* [Schriftliche Aufgaben]
A) Bitte drucke aus dem Textauszug die Stelle ab, die bei den Worten "Wolfgang Schäuble war Parlamentarier" beginnt und nach den Worten "Karriere in Bildern." endet.
B) In welchem Jahr zog Wolfgang Schäuble laut dem Textauszug zum ersten Mal in den Deutschen Bundestag ein?

* [Textauszug]
Zum Tod von Wolfgang Schäuble

Ein Leben für die Politik

Wolfgang Schäuble war Parlamentarier mit Leib und Seele. Selbst nach einem Attentat machte er weiter. Die Stationen einer einzigartigen Karriere in Bildern.

27. Dezember 2023 - 3 Min. Lesezeit

Wolfgang Schäuble war gerade 30 geworden, als er 1972 zum ersten Mal für die CDU in den Deutschen Bundestag einzog. Ein Jahr zuvor hatte er zum Dr. jur. promoviert. Doch seine Zukunft galt der Politik. Sein Direktmandat im Wahlkreis Offenburg sollte er die nächsten fünfzig Jahre verteidigen. 

In seiner Freizeit spielte Schäuble Tennis und fuhr Ski (das Bild zeigt ihn bei Lech am Arlberg), er leitete auch für einige Jahre den CDU-Bundesfachausschuss Sport. Im Bundestag gehörte er dem Finanzausschuss an, ehe sein steiler Aufstieg so richtig begann.

* [Annotierte Elementlisten]
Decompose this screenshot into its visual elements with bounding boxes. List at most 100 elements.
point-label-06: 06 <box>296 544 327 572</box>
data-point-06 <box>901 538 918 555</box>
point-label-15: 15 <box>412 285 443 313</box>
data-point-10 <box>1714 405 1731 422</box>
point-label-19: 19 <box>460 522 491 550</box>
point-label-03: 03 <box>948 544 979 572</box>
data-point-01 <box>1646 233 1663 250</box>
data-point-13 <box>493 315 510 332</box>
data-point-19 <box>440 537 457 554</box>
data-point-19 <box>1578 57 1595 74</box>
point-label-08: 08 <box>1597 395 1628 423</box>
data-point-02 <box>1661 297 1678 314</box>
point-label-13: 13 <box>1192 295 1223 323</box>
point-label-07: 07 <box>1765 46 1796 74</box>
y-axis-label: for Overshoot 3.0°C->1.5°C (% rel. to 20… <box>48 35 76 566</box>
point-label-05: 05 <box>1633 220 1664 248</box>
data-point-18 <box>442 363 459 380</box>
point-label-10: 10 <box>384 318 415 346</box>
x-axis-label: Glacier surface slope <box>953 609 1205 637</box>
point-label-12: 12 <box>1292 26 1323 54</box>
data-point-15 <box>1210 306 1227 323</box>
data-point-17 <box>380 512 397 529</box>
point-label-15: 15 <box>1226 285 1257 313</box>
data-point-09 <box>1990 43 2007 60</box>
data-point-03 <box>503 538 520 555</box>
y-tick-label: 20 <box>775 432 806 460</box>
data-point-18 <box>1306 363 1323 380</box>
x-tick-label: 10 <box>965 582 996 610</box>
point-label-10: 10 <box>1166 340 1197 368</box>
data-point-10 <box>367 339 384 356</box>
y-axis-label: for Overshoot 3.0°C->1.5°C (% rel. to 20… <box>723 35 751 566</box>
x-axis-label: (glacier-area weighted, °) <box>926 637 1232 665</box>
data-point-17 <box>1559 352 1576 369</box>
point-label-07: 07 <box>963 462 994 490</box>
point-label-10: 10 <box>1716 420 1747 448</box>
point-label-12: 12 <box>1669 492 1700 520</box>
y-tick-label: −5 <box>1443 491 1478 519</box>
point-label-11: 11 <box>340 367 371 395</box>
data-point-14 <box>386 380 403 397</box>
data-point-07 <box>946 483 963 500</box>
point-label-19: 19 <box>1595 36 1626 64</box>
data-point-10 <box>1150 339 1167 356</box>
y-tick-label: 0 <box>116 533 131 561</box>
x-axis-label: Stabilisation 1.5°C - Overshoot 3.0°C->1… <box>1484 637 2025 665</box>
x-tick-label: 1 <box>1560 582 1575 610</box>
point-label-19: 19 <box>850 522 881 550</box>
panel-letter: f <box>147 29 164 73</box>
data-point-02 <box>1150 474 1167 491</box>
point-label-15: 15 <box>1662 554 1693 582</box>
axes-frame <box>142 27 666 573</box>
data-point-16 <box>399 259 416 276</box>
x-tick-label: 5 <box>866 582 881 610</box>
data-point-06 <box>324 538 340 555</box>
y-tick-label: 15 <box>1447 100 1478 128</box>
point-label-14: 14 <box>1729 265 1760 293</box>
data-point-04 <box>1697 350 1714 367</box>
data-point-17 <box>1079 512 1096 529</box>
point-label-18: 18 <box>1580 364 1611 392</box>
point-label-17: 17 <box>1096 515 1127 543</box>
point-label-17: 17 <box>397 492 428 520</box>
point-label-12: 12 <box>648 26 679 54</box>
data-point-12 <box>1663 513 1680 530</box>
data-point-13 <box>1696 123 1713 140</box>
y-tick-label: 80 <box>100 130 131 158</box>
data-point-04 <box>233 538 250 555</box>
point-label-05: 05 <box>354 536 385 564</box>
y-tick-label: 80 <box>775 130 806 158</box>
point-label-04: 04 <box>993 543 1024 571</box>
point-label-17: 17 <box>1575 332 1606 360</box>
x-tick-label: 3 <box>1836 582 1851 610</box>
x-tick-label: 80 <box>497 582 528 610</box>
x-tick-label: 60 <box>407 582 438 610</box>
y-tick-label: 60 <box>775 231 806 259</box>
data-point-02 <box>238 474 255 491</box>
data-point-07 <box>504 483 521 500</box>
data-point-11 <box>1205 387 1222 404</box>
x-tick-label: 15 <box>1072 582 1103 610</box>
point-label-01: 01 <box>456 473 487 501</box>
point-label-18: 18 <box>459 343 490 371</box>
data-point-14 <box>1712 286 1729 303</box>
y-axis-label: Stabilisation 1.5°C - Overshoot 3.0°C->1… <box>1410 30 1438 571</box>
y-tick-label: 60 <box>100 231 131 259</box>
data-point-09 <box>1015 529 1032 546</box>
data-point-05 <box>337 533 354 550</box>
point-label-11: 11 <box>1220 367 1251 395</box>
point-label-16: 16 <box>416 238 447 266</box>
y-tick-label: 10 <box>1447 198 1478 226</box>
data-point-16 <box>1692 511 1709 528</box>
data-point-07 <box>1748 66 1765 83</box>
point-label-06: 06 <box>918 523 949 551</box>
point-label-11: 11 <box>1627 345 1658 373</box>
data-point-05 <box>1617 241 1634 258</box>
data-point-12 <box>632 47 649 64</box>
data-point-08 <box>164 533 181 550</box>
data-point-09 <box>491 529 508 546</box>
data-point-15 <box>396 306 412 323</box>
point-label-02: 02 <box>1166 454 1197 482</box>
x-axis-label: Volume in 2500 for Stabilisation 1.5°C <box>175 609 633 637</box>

* [Lösungen]
A)
Wolfgang Schäuble war Parlamentarier mit Leib und Seele. Selbst nach einem Attentat machte er weiter. Die Stationen einer einzigartigen Karriere in Bildern.

B) Im Jahr 1972.